— Start of EXTRACTED MATERIAL —

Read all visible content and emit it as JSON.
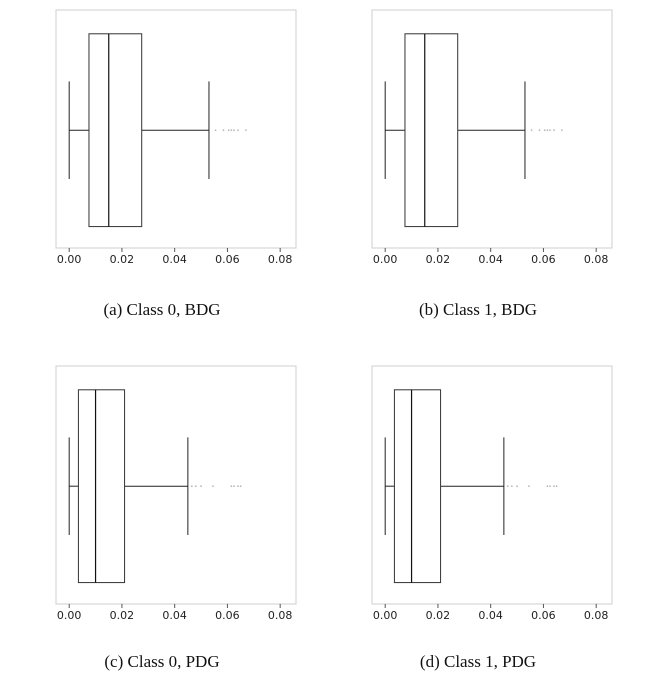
{
  "chart_data": [
    {
      "type": "box",
      "caption": "(a) Class 0, BDG",
      "xlim": [
        -0.005,
        0.086
      ],
      "xticks": [
        "0.00",
        "0.02",
        "0.04",
        "0.06",
        "0.08"
      ],
      "xtick_values": [
        0.0,
        0.02,
        0.04,
        0.06,
        0.08
      ],
      "box": {
        "whisker_low": 0.0,
        "q1": 0.0075,
        "median": 0.015,
        "q3": 0.0275,
        "whisker_high": 0.053
      },
      "outliers": [
        0.0555,
        0.0585,
        0.0605,
        0.0615,
        0.0625,
        0.064,
        0.067
      ],
      "grid": false
    },
    {
      "type": "box",
      "caption": "(b) Class 1, BDG",
      "xlim": [
        -0.005,
        0.086
      ],
      "xticks": [
        "0.00",
        "0.02",
        "0.04",
        "0.06",
        "0.08"
      ],
      "xtick_values": [
        0.0,
        0.02,
        0.04,
        0.06,
        0.08
      ],
      "box": {
        "whisker_low": 0.0,
        "q1": 0.0075,
        "median": 0.015,
        "q3": 0.0275,
        "whisker_high": 0.053
      },
      "outliers": [
        0.0555,
        0.0585,
        0.0605,
        0.0615,
        0.0625,
        0.064,
        0.067
      ],
      "grid": false
    },
    {
      "type": "box",
      "caption": "(c) Class 0, PDG",
      "xlim": [
        -0.005,
        0.086
      ],
      "xticks": [
        "0.00",
        "0.02",
        "0.04",
        "0.06",
        "0.08"
      ],
      "xtick_values": [
        0.0,
        0.02,
        0.04,
        0.06,
        0.08
      ],
      "box": {
        "whisker_low": 0.0,
        "q1": 0.0035,
        "median": 0.01,
        "q3": 0.021,
        "whisker_high": 0.045
      },
      "outliers": [
        0.0465,
        0.048,
        0.05,
        0.0545,
        0.0615,
        0.0625,
        0.064,
        0.065
      ],
      "grid": false
    },
    {
      "type": "box",
      "caption": "(d) Class 1, PDG",
      "xlim": [
        -0.005,
        0.086
      ],
      "xticks": [
        "0.00",
        "0.02",
        "0.04",
        "0.06",
        "0.08"
      ],
      "xtick_values": [
        0.0,
        0.02,
        0.04,
        0.06,
        0.08
      ],
      "box": {
        "whisker_low": 0.0,
        "q1": 0.0035,
        "median": 0.01,
        "q3": 0.021,
        "whisker_high": 0.045
      },
      "outliers": [
        0.0465,
        0.048,
        0.05,
        0.0545,
        0.0615,
        0.0625,
        0.064,
        0.065
      ],
      "grid": false
    }
  ]
}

— End of EXTRACTED MATERIAL —

*PROBLEM TO WORK ON:* Restate each entry word for word, leaving out any pictures.

*SOLUTION TO THIS TASK:*
Read all visible content and emit it as JSON.
{
  "chart_data": [
    {
      "type": "box",
      "caption": "(a) Class 0, BDG",
      "xlim": [
        -0.005,
        0.086
      ],
      "xticks": [
        "0.00",
        "0.02",
        "0.04",
        "0.06",
        "0.08"
      ],
      "xtick_values": [
        0.0,
        0.02,
        0.04,
        0.06,
        0.08
      ],
      "box": {
        "whisker_low": 0.0,
        "q1": 0.0075,
        "median": 0.015,
        "q3": 0.0275,
        "whisker_high": 0.053
      },
      "outliers": [
        0.0555,
        0.0585,
        0.0605,
        0.0615,
        0.0625,
        0.064,
        0.067
      ],
      "grid": false
    },
    {
      "type": "box",
      "caption": "(b) Class 1, BDG",
      "xlim": [
        -0.005,
        0.086
      ],
      "xticks": [
        "0.00",
        "0.02",
        "0.04",
        "0.06",
        "0.08"
      ],
      "xtick_values": [
        0.0,
        0.02,
        0.04,
        0.06,
        0.08
      ],
      "box": {
        "whisker_low": 0.0,
        "q1": 0.0075,
        "median": 0.015,
        "q3": 0.0275,
        "whisker_high": 0.053
      },
      "outliers": [
        0.0555,
        0.0585,
        0.0605,
        0.0615,
        0.0625,
        0.064,
        0.067
      ],
      "grid": false
    },
    {
      "type": "box",
      "caption": "(c) Class 0, PDG",
      "xlim": [
        -0.005,
        0.086
      ],
      "xticks": [
        "0.00",
        "0.02",
        "0.04",
        "0.06",
        "0.08"
      ],
      "xtick_values": [
        0.0,
        0.02,
        0.04,
        0.06,
        0.08
      ],
      "box": {
        "whisker_low": 0.0,
        "q1": 0.0035,
        "median": 0.01,
        "q3": 0.021,
        "whisker_high": 0.045
      },
      "outliers": [
        0.0465,
        0.048,
        0.05,
        0.0545,
        0.0615,
        0.0625,
        0.064,
        0.065
      ],
      "grid": false
    },
    {
      "type": "box",
      "caption": "(d) Class 1, PDG",
      "xlim": [
        -0.005,
        0.086
      ],
      "xticks": [
        "0.00",
        "0.02",
        "0.04",
        "0.06",
        "0.08"
      ],
      "xtick_values": [
        0.0,
        0.02,
        0.04,
        0.06,
        0.08
      ],
      "box": {
        "whisker_low": 0.0,
        "q1": 0.0035,
        "median": 0.01,
        "q3": 0.021,
        "whisker_high": 0.045
      },
      "outliers": [
        0.0465,
        0.048,
        0.05,
        0.0545,
        0.0615,
        0.0625,
        0.064,
        0.065
      ],
      "grid": false
    }
  ]
}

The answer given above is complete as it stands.